JOB
Below are some records: retype them all exactly, but not the pictures.
**** MATERIAL FOR THE TASK
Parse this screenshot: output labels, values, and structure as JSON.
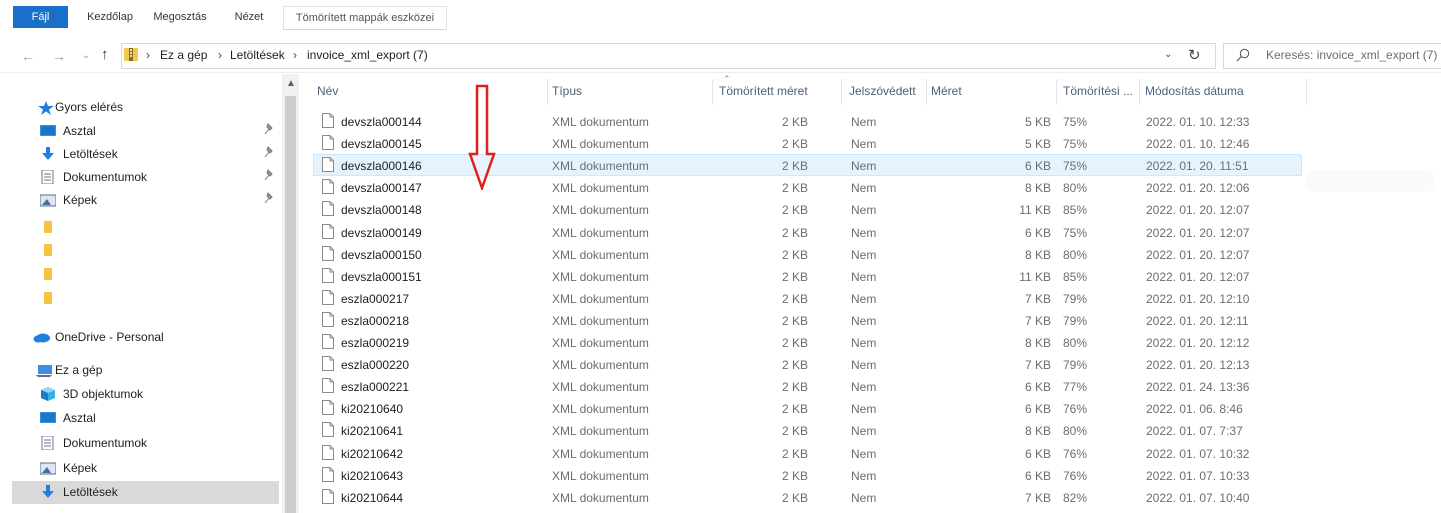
{
  "ribbon": {
    "tabs": [
      "Fájl",
      "Kezdőlap",
      "Megosztás",
      "Nézet"
    ],
    "context_tab": "Tömörített mappák eszközei",
    "file_tab_color": "#1a6fc9"
  },
  "address": {
    "crumbs": [
      "Ez a gép",
      "Letöltések",
      "invoice_xml_export (7)"
    ],
    "search_placeholder": "Keresés: invoice_xml_export (7)"
  },
  "nav": {
    "quick_access": "Gyors elérés",
    "items": [
      {
        "label": "Asztal",
        "icon": "desktop-icon",
        "pinned": true
      },
      {
        "label": "Letöltések",
        "icon": "download-icon",
        "pinned": true
      },
      {
        "label": "Dokumentumok",
        "icon": "documents-icon",
        "pinned": true
      },
      {
        "label": "Képek",
        "icon": "pictures-icon",
        "pinned": true
      },
      {
        "label": "",
        "icon": "folder-icon"
      },
      {
        "label": "",
        "icon": "folder-icon"
      },
      {
        "label": "",
        "icon": "folder-icon"
      },
      {
        "label": "",
        "icon": "folder-icon"
      }
    ],
    "onedrive": "OneDrive - Personal",
    "this_pc": "Ez a gép",
    "pc_items": [
      {
        "label": "3D objektumok",
        "icon": "3d-objects-icon"
      },
      {
        "label": "Asztal",
        "icon": "desktop-icon"
      },
      {
        "label": "Dokumentumok",
        "icon": "documents-icon"
      },
      {
        "label": "Képek",
        "icon": "pictures-icon"
      },
      {
        "label": "Letöltések",
        "icon": "download-icon",
        "selected": true
      }
    ]
  },
  "columns": {
    "name": "Név",
    "type": "Típus",
    "compressed_size": "Tömörített méret",
    "password": "Jelszóvédett",
    "size": "Méret",
    "ratio": "Tömörítési ...",
    "date": "Módosítás dátuma"
  },
  "files": [
    {
      "name": "devszla000144",
      "type": "XML dokumentum",
      "csize": "2 KB",
      "pw": "Nem",
      "size": "5 KB",
      "ratio": "75%",
      "date": "2022. 01. 10. 12:33"
    },
    {
      "name": "devszla000145",
      "type": "XML dokumentum",
      "csize": "2 KB",
      "pw": "Nem",
      "size": "5 KB",
      "ratio": "75%",
      "date": "2022. 01. 10. 12:46"
    },
    {
      "name": "devszla000146",
      "type": "XML dokumentum",
      "csize": "2 KB",
      "pw": "Nem",
      "size": "6 KB",
      "ratio": "75%",
      "date": "2022. 01. 20. 11:51",
      "hover": true
    },
    {
      "name": "devszla000147",
      "type": "XML dokumentum",
      "csize": "2 KB",
      "pw": "Nem",
      "size": "8 KB",
      "ratio": "80%",
      "date": "2022. 01. 20. 12:06"
    },
    {
      "name": "devszla000148",
      "type": "XML dokumentum",
      "csize": "2 KB",
      "pw": "Nem",
      "size": "11 KB",
      "ratio": "85%",
      "date": "2022. 01. 20. 12:07"
    },
    {
      "name": "devszla000149",
      "type": "XML dokumentum",
      "csize": "2 KB",
      "pw": "Nem",
      "size": "6 KB",
      "ratio": "75%",
      "date": "2022. 01. 20. 12:07"
    },
    {
      "name": "devszla000150",
      "type": "XML dokumentum",
      "csize": "2 KB",
      "pw": "Nem",
      "size": "8 KB",
      "ratio": "80%",
      "date": "2022. 01. 20. 12:07"
    },
    {
      "name": "devszla000151",
      "type": "XML dokumentum",
      "csize": "2 KB",
      "pw": "Nem",
      "size": "11 KB",
      "ratio": "85%",
      "date": "2022. 01. 20. 12:07"
    },
    {
      "name": "eszla000217",
      "type": "XML dokumentum",
      "csize": "2 KB",
      "pw": "Nem",
      "size": "7 KB",
      "ratio": "79%",
      "date": "2022. 01. 20. 12:10"
    },
    {
      "name": "eszla000218",
      "type": "XML dokumentum",
      "csize": "2 KB",
      "pw": "Nem",
      "size": "7 KB",
      "ratio": "79%",
      "date": "2022. 01. 20. 12:11"
    },
    {
      "name": "eszla000219",
      "type": "XML dokumentum",
      "csize": "2 KB",
      "pw": "Nem",
      "size": "8 KB",
      "ratio": "80%",
      "date": "2022. 01. 20. 12:12"
    },
    {
      "name": "eszla000220",
      "type": "XML dokumentum",
      "csize": "2 KB",
      "pw": "Nem",
      "size": "7 KB",
      "ratio": "79%",
      "date": "2022. 01. 20. 12:13"
    },
    {
      "name": "eszla000221",
      "type": "XML dokumentum",
      "csize": "2 KB",
      "pw": "Nem",
      "size": "6 KB",
      "ratio": "77%",
      "date": "2022. 01. 24. 13:36"
    },
    {
      "name": "ki20210640",
      "type": "XML dokumentum",
      "csize": "2 KB",
      "pw": "Nem",
      "size": "6 KB",
      "ratio": "76%",
      "date": "2022. 01. 06. 8:46"
    },
    {
      "name": "ki20210641",
      "type": "XML dokumentum",
      "csize": "2 KB",
      "pw": "Nem",
      "size": "8 KB",
      "ratio": "80%",
      "date": "2022. 01. 07. 7:37"
    },
    {
      "name": "ki20210642",
      "type": "XML dokumentum",
      "csize": "2 KB",
      "pw": "Nem",
      "size": "6 KB",
      "ratio": "76%",
      "date": "2022. 01. 07. 10:32"
    },
    {
      "name": "ki20210643",
      "type": "XML dokumentum",
      "csize": "2 KB",
      "pw": "Nem",
      "size": "6 KB",
      "ratio": "76%",
      "date": "2022. 01. 07. 10:33"
    },
    {
      "name": "ki20210644",
      "type": "XML dokumentum",
      "csize": "2 KB",
      "pw": "Nem",
      "size": "7 KB",
      "ratio": "82%",
      "date": "2022. 01. 07. 10:40"
    }
  ],
  "annotation_color": "#e0201e"
}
********
RESULT
Parse this screenshot: output labels, values, and structure as JSON.
{
  "ribbon": {
    "tabs": [
      "Fájl",
      "Kezdőlap",
      "Megosztás",
      "Nézet"
    ],
    "context_tab": "Tömörített mappák eszközei",
    "file_tab_color": "#1a6fc9"
  },
  "address": {
    "crumbs": [
      "Ez a gép",
      "Letöltések",
      "invoice_xml_export (7)"
    ],
    "search_placeholder": "Keresés: invoice_xml_export (7)"
  },
  "nav": {
    "quick_access": "Gyors elérés",
    "items": [
      {
        "label": "Asztal",
        "icon": "desktop-icon",
        "pinned": true
      },
      {
        "label": "Letöltések",
        "icon": "download-icon",
        "pinned": true
      },
      {
        "label": "Dokumentumok",
        "icon": "documents-icon",
        "pinned": true
      },
      {
        "label": "Képek",
        "icon": "pictures-icon",
        "pinned": true
      },
      {
        "label": "",
        "icon": "folder-icon"
      },
      {
        "label": "",
        "icon": "folder-icon"
      },
      {
        "label": "",
        "icon": "folder-icon"
      },
      {
        "label": "",
        "icon": "folder-icon"
      }
    ],
    "onedrive": "OneDrive - Personal",
    "this_pc": "Ez a gép",
    "pc_items": [
      {
        "label": "3D objektumok",
        "icon": "3d-objects-icon"
      },
      {
        "label": "Asztal",
        "icon": "desktop-icon"
      },
      {
        "label": "Dokumentumok",
        "icon": "documents-icon"
      },
      {
        "label": "Képek",
        "icon": "pictures-icon"
      },
      {
        "label": "Letöltések",
        "icon": "download-icon",
        "selected": true
      }
    ]
  },
  "columns": {
    "name": "Név",
    "type": "Típus",
    "compressed_size": "Tömörített méret",
    "password": "Jelszóvédett",
    "size": "Méret",
    "ratio": "Tömörítési ...",
    "date": "Módosítás dátuma"
  },
  "files": [
    {
      "name": "devszla000144",
      "type": "XML dokumentum",
      "csize": "2 KB",
      "pw": "Nem",
      "size": "5 KB",
      "ratio": "75%",
      "date": "2022. 01. 10. 12:33"
    },
    {
      "name": "devszla000145",
      "type": "XML dokumentum",
      "csize": "2 KB",
      "pw": "Nem",
      "size": "5 KB",
      "ratio": "75%",
      "date": "2022. 01. 10. 12:46"
    },
    {
      "name": "devszla000146",
      "type": "XML dokumentum",
      "csize": "2 KB",
      "pw": "Nem",
      "size": "6 KB",
      "ratio": "75%",
      "date": "2022. 01. 20. 11:51",
      "hover": true
    },
    {
      "name": "devszla000147",
      "type": "XML dokumentum",
      "csize": "2 KB",
      "pw": "Nem",
      "size": "8 KB",
      "ratio": "80%",
      "date": "2022. 01. 20. 12:06"
    },
    {
      "name": "devszla000148",
      "type": "XML dokumentum",
      "csize": "2 KB",
      "pw": "Nem",
      "size": "11 KB",
      "ratio": "85%",
      "date": "2022. 01. 20. 12:07"
    },
    {
      "name": "devszla000149",
      "type": "XML dokumentum",
      "csize": "2 KB",
      "pw": "Nem",
      "size": "6 KB",
      "ratio": "75%",
      "date": "2022. 01. 20. 12:07"
    },
    {
      "name": "devszla000150",
      "type": "XML dokumentum",
      "csize": "2 KB",
      "pw": "Nem",
      "size": "8 KB",
      "ratio": "80%",
      "date": "2022. 01. 20. 12:07"
    },
    {
      "name": "devszla000151",
      "type": "XML dokumentum",
      "csize": "2 KB",
      "pw": "Nem",
      "size": "11 KB",
      "ratio": "85%",
      "date": "2022. 01. 20. 12:07"
    },
    {
      "name": "eszla000217",
      "type": "XML dokumentum",
      "csize": "2 KB",
      "pw": "Nem",
      "size": "7 KB",
      "ratio": "79%",
      "date": "2022. 01. 20. 12:10"
    },
    {
      "name": "eszla000218",
      "type": "XML dokumentum",
      "csize": "2 KB",
      "pw": "Nem",
      "size": "7 KB",
      "ratio": "79%",
      "date": "2022. 01. 20. 12:11"
    },
    {
      "name": "eszla000219",
      "type": "XML dokumentum",
      "csize": "2 KB",
      "pw": "Nem",
      "size": "8 KB",
      "ratio": "80%",
      "date": "2022. 01. 20. 12:12"
    },
    {
      "name": "eszla000220",
      "type": "XML dokumentum",
      "csize": "2 KB",
      "pw": "Nem",
      "size": "7 KB",
      "ratio": "79%",
      "date": "2022. 01. 20. 12:13"
    },
    {
      "name": "eszla000221",
      "type": "XML dokumentum",
      "csize": "2 KB",
      "pw": "Nem",
      "size": "6 KB",
      "ratio": "77%",
      "date": "2022. 01. 24. 13:36"
    },
    {
      "name": "ki20210640",
      "type": "XML dokumentum",
      "csize": "2 KB",
      "pw": "Nem",
      "size": "6 KB",
      "ratio": "76%",
      "date": "2022. 01. 06. 8:46"
    },
    {
      "name": "ki20210641",
      "type": "XML dokumentum",
      "csize": "2 KB",
      "pw": "Nem",
      "size": "8 KB",
      "ratio": "80%",
      "date": "2022. 01. 07. 7:37"
    },
    {
      "name": "ki20210642",
      "type": "XML dokumentum",
      "csize": "2 KB",
      "pw": "Nem",
      "size": "6 KB",
      "ratio": "76%",
      "date": "2022. 01. 07. 10:32"
    },
    {
      "name": "ki20210643",
      "type": "XML dokumentum",
      "csize": "2 KB",
      "pw": "Nem",
      "size": "6 KB",
      "ratio": "76%",
      "date": "2022. 01. 07. 10:33"
    },
    {
      "name": "ki20210644",
      "type": "XML dokumentum",
      "csize": "2 KB",
      "pw": "Nem",
      "size": "7 KB",
      "ratio": "82%",
      "date": "2022. 01. 07. 10:40"
    }
  ],
  "annotation_color": "#e0201e"
}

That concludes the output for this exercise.